• [PROBLEM TO WORK ON]
Reproduce each of the lines below with no changes, keeping them in the same order.

• [INFORMATION SHOWN]
--- START ---
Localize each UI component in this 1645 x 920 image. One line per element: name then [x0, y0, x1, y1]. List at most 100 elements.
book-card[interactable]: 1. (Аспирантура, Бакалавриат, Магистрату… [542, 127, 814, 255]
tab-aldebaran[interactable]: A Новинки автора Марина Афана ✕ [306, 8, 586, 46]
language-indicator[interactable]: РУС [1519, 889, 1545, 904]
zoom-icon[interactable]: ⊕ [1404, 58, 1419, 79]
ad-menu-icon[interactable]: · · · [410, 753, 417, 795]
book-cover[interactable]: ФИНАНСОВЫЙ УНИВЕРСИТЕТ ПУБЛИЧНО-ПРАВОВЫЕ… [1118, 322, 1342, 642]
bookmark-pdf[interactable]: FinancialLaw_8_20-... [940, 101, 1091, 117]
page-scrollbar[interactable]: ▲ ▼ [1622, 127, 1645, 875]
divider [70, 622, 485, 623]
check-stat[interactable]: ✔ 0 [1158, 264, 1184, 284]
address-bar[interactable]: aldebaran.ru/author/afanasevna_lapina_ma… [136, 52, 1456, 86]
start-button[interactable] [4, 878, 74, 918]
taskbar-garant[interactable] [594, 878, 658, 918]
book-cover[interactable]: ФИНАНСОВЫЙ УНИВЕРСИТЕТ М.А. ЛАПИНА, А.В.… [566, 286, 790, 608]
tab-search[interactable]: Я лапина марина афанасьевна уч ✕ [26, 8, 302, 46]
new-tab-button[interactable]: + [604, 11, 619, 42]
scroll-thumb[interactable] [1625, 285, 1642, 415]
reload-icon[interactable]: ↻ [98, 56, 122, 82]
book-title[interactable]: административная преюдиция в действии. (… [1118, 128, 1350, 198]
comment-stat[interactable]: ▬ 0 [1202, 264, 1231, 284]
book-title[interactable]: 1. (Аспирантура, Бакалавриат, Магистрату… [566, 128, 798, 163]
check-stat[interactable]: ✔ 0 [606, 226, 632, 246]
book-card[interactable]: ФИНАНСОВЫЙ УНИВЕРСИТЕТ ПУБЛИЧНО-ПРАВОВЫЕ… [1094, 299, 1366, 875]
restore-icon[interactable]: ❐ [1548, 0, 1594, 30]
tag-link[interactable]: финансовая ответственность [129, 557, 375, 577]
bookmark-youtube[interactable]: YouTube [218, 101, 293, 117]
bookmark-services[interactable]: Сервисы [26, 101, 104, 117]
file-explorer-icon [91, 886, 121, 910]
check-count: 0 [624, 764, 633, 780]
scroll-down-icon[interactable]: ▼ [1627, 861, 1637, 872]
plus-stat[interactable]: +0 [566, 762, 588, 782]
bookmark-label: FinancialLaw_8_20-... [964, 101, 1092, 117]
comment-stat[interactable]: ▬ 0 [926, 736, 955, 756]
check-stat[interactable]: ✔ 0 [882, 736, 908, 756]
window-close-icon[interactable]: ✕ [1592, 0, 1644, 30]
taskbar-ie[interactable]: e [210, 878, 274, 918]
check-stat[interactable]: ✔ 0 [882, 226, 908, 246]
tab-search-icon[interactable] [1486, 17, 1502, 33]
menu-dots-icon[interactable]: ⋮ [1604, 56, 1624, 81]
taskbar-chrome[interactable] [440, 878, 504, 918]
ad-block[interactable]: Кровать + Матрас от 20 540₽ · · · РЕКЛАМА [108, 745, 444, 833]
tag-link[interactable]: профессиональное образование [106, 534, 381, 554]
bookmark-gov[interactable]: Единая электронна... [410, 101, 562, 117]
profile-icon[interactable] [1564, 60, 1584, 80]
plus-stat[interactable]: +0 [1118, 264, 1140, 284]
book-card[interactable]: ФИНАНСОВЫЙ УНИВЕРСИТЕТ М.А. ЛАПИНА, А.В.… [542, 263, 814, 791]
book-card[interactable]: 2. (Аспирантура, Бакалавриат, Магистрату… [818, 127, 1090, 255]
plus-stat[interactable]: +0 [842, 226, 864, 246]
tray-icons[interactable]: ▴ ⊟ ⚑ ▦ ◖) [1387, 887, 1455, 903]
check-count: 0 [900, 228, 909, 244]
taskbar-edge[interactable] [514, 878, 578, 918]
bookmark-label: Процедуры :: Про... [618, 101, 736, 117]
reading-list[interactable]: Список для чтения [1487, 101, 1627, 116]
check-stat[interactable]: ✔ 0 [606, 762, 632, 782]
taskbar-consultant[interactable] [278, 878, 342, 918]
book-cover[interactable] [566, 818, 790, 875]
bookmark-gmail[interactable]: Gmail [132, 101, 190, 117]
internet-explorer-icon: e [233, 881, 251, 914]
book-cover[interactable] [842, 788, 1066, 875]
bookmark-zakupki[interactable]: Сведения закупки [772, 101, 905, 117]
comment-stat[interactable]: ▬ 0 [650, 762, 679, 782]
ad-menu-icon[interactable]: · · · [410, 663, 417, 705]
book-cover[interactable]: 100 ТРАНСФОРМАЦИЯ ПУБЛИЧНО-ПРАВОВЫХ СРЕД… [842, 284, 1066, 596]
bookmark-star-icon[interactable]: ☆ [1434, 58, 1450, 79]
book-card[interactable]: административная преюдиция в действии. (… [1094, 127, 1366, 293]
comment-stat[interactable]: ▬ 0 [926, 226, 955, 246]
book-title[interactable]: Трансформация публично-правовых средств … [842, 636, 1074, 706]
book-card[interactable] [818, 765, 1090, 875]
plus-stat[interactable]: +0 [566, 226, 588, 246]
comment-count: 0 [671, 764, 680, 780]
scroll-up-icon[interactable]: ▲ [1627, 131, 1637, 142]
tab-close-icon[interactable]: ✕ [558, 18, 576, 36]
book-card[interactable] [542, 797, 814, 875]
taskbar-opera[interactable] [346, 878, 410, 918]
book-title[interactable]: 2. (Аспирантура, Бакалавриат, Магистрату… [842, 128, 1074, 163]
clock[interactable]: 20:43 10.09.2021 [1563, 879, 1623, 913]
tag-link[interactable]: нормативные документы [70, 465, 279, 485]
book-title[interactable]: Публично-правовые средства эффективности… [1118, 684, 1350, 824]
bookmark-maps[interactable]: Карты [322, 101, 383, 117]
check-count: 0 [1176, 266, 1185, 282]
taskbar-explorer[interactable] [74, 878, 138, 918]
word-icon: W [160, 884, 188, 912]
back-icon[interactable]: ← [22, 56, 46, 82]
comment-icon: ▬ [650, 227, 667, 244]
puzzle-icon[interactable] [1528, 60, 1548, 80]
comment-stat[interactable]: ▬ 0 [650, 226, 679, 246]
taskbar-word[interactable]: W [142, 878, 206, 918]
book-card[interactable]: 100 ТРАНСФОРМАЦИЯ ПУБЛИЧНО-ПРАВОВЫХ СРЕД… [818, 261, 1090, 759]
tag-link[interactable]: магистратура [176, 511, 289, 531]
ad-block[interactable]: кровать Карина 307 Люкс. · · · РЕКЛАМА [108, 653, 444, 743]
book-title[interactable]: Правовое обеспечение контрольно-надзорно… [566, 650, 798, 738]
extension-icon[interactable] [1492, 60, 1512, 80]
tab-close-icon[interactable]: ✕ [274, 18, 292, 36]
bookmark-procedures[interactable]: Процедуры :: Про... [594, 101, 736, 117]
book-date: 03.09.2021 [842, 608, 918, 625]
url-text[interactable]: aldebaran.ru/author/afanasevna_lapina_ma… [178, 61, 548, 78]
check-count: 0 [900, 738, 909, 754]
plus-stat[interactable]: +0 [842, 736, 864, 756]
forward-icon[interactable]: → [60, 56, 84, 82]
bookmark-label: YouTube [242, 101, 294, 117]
--- END ---
• [EXERCISE RESPONSE]
Localize each UI component in this 1645 x 920 image. One line per element: name then [x0, y0, x1, y1]. List at most 100 elements.
book-card[interactable]: 1. (Аспирантура, Бакалавриат, Магистрату… [542, 127, 814, 255]
tab-aldebaran[interactable]: A Новинки автора Марина Афана ✕ [306, 8, 586, 46]
language-indicator[interactable]: РУС [1519, 889, 1545, 904]
zoom-icon[interactable]: ⊕ [1404, 58, 1419, 79]
ad-menu-icon[interactable]: · · · [410, 753, 417, 795]
book-cover[interactable]: ФИНАНСОВЫЙ УНИВЕРСИТЕТ ПУБЛИЧНО-ПРАВОВЫЕ… [1118, 322, 1342, 642]
bookmark-pdf[interactable]: FinancialLaw_8_20-... [940, 101, 1091, 117]
page-scrollbar[interactable]: ▲ ▼ [1622, 127, 1645, 875]
divider [70, 622, 485, 623]
check-stat[interactable]: ✔ 0 [1158, 264, 1184, 284]
address-bar[interactable]: aldebaran.ru/author/afanasevna_lapina_ma… [136, 52, 1456, 86]
start-button[interactable] [4, 878, 74, 918]
taskbar-garant[interactable] [594, 878, 658, 918]
book-cover[interactable]: ФИНАНСОВЫЙ УНИВЕРСИТЕТ М.А. ЛАПИНА, А.В.… [566, 286, 790, 608]
tab-search[interactable]: Я лапина марина афанасьевна уч ✕ [26, 8, 302, 46]
new-tab-button[interactable]: + [604, 11, 619, 42]
scroll-thumb[interactable] [1625, 285, 1642, 415]
reload-icon[interactable]: ↻ [98, 56, 122, 82]
book-title[interactable]: административная преюдиция в действии. (… [1118, 128, 1350, 198]
comment-stat[interactable]: ▬ 0 [1202, 264, 1231, 284]
book-title[interactable]: 1. (Аспирантура, Бакалавриат, Магистрату… [566, 128, 798, 163]
check-stat[interactable]: ✔ 0 [606, 226, 632, 246]
book-card[interactable]: ФИНАНСОВЫЙ УНИВЕРСИТЕТ ПУБЛИЧНО-ПРАВОВЫЕ… [1094, 299, 1366, 875]
restore-icon[interactable]: ❐ [1548, 0, 1594, 30]
tag-link[interactable]: финансовая ответственность [129, 557, 375, 577]
bookmark-youtube[interactable]: YouTube [218, 101, 293, 117]
bookmark-services[interactable]: Сервисы [26, 101, 104, 117]
file-explorer-icon [91, 886, 121, 910]
check-count: 0 [624, 764, 633, 780]
scroll-down-icon[interactable]: ▼ [1627, 861, 1637, 872]
plus-stat[interactable]: +0 [566, 762, 588, 782]
bookmark-label: FinancialLaw_8_20-... [964, 101, 1092, 117]
comment-stat[interactable]: ▬ 0 [926, 736, 955, 756]
check-stat[interactable]: ✔ 0 [882, 736, 908, 756]
window-close-icon[interactable]: ✕ [1592, 0, 1644, 30]
taskbar-ie[interactable]: e [210, 878, 274, 918]
check-stat[interactable]: ✔ 0 [882, 226, 908, 246]
tab-search-icon[interactable] [1486, 17, 1502, 33]
menu-dots-icon[interactable]: ⋮ [1604, 56, 1624, 81]
taskbar-chrome[interactable] [440, 878, 504, 918]
ad-block[interactable]: Кровать + Матрас от 20 540₽ · · · РЕКЛАМА [108, 745, 444, 833]
tag-link[interactable]: профессиональное образование [106, 534, 381, 554]
bookmark-gov[interactable]: Единая электронна... [410, 101, 562, 117]
profile-icon[interactable] [1564, 60, 1584, 80]
plus-stat[interactable]: +0 [1118, 264, 1140, 284]
book-card[interactable]: ФИНАНСОВЫЙ УНИВЕРСИТЕТ М.А. ЛАПИНА, А.В.… [542, 263, 814, 791]
book-card[interactable]: 2. (Аспирантура, Бакалавриат, Магистрату… [818, 127, 1090, 255]
plus-stat[interactable]: +0 [842, 226, 864, 246]
tray-icons[interactable]: ▴ ⊟ ⚑ ▦ ◖) [1387, 887, 1455, 903]
check-count: 0 [900, 228, 909, 244]
taskbar-edge[interactable] [514, 878, 578, 918]
bookmark-label: Процедуры :: Про... [618, 101, 736, 117]
reading-list[interactable]: Список для чтения [1487, 101, 1627, 116]
check-stat[interactable]: ✔ 0 [606, 762, 632, 782]
taskbar-consultant[interactable] [278, 878, 342, 918]
book-cover[interactable] [566, 818, 790, 875]
bookmark-gmail[interactable]: Gmail [132, 101, 190, 117]
internet-explorer-icon: e [233, 881, 251, 914]
book-cover[interactable] [842, 788, 1066, 875]
bookmark-zakupki[interactable]: Сведения закупки [772, 101, 905, 117]
comment-stat[interactable]: ▬ 0 [650, 762, 679, 782]
ad-menu-icon[interactable]: · · · [410, 663, 417, 705]
book-cover[interactable]: 100 ТРАНСФОРМАЦИЯ ПУБЛИЧНО-ПРАВОВЫХ СРЕД… [842, 284, 1066, 596]
bookmark-star-icon[interactable]: ☆ [1434, 58, 1450, 79]
book-card[interactable]: административная преюдиция в действии. (… [1094, 127, 1366, 293]
comment-stat[interactable]: ▬ 0 [926, 226, 955, 246]
book-title[interactable]: Трансформация публично-правовых средств … [842, 636, 1074, 706]
book-card[interactable] [818, 765, 1090, 875]
plus-stat[interactable]: +0 [566, 226, 588, 246]
comment-count: 0 [671, 764, 680, 780]
scroll-up-icon[interactable]: ▲ [1627, 131, 1637, 142]
tab-close-icon[interactable]: ✕ [558, 18, 576, 36]
book-card[interactable] [542, 797, 814, 875]
taskbar-opera[interactable] [346, 878, 410, 918]
book-title[interactable]: 2. (Аспирантура, Бакалавриат, Магистрату… [842, 128, 1074, 163]
clock[interactable]: 20:43 10.09.2021 [1563, 879, 1623, 913]
tag-link[interactable]: нормативные документы [70, 465, 279, 485]
book-title[interactable]: Публично-правовые средства эффективности… [1118, 684, 1350, 824]
bookmark-maps[interactable]: Карты [322, 101, 383, 117]
check-count: 0 [1176, 266, 1185, 282]
taskbar-explorer[interactable] [74, 878, 138, 918]
word-icon: W [160, 884, 188, 912]
back-icon[interactable]: ← [22, 56, 46, 82]
comment-icon: ▬ [650, 227, 667, 244]
puzzle-icon[interactable] [1528, 60, 1548, 80]
comment-stat[interactable]: ▬ 0 [650, 226, 679, 246]
taskbar-word[interactable]: W [142, 878, 206, 918]
book-card[interactable]: 100 ТРАНСФОРМАЦИЯ ПУБЛИЧНО-ПРАВОВЫХ СРЕД… [818, 261, 1090, 759]
tag-link[interactable]: магистратура [176, 511, 289, 531]
ad-block[interactable]: кровать Карина 307 Люкс. · · · РЕКЛАМА [108, 653, 444, 743]
book-title[interactable]: Правовое обеспечение контрольно-надзорно… [566, 650, 798, 738]
extension-icon[interactable] [1492, 60, 1512, 80]
tab-close-icon[interactable]: ✕ [274, 18, 292, 36]
bookmark-procedures[interactable]: Процедуры :: Про... [594, 101, 736, 117]
book-date: 03.09.2021 [842, 608, 918, 625]
url-text[interactable]: aldebaran.ru/author/afanasevna_lapina_ma… [178, 61, 548, 78]
check-count: 0 [900, 738, 909, 754]
plus-stat[interactable]: +0 [842, 736, 864, 756]
forward-icon[interactable]: → [60, 56, 84, 82]
bookmark-label: YouTube [242, 101, 294, 117]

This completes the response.